◆ **Exercise brief**
Can all of these lines be returned exactly?

◆ **Exercise data**
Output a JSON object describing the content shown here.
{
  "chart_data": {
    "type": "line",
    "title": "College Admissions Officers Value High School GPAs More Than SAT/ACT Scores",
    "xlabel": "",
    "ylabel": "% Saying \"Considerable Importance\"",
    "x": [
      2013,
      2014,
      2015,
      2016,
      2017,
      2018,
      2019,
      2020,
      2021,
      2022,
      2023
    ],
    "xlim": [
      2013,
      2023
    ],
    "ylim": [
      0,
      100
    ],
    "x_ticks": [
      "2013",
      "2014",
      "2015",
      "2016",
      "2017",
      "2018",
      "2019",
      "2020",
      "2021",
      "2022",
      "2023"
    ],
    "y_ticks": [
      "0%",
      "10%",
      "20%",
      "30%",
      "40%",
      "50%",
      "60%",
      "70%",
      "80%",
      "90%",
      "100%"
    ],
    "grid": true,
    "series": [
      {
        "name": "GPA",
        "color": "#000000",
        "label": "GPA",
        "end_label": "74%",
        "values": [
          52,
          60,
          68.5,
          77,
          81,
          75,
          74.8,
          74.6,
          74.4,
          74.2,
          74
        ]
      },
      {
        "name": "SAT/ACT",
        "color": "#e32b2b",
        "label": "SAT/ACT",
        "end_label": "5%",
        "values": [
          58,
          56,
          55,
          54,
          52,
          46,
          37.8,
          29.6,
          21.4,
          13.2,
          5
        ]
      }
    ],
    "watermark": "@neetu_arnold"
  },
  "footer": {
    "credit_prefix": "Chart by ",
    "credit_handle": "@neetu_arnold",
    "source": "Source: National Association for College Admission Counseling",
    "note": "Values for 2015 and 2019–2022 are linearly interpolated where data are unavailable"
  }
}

◆ **Response to the task**
Output a JSON object describing the content shown here.
{
  "chart_data": {
    "type": "line",
    "title": "College Admissions Officers Value High School GPAs More Than SAT/ACT Scores",
    "xlabel": "",
    "ylabel": "% Saying \"Considerable Importance\"",
    "x": [
      2013,
      2014,
      2015,
      2016,
      2017,
      2018,
      2019,
      2020,
      2021,
      2022,
      2023
    ],
    "xlim": [
      2013,
      2023
    ],
    "ylim": [
      0,
      100
    ],
    "x_ticks": [
      "2013",
      "2014",
      "2015",
      "2016",
      "2017",
      "2018",
      "2019",
      "2020",
      "2021",
      "2022",
      "2023"
    ],
    "y_ticks": [
      "0%",
      "10%",
      "20%",
      "30%",
      "40%",
      "50%",
      "60%",
      "70%",
      "80%",
      "90%",
      "100%"
    ],
    "grid": true,
    "series": [
      {
        "name": "GPA",
        "color": "#000000",
        "label": "GPA",
        "end_label": "74%",
        "values": [
          52,
          60,
          68.5,
          77,
          81,
          75,
          74.8,
          74.6,
          74.4,
          74.2,
          74
        ]
      },
      {
        "name": "SAT/ACT",
        "color": "#e32b2b",
        "label": "SAT/ACT",
        "end_label": "5%",
        "values": [
          58,
          56,
          55,
          54,
          52,
          46,
          37.8,
          29.6,
          21.4,
          13.2,
          5
        ]
      }
    ],
    "watermark": "@neetu_arnold"
  },
  "footer": {
    "credit_prefix": "Chart by ",
    "credit_handle": "@neetu_arnold",
    "source": "Source: National Association for College Admission Counseling",
    "note": "Values for 2015 and 2019–2022 are linearly interpolated where data are unavailable"
  }
}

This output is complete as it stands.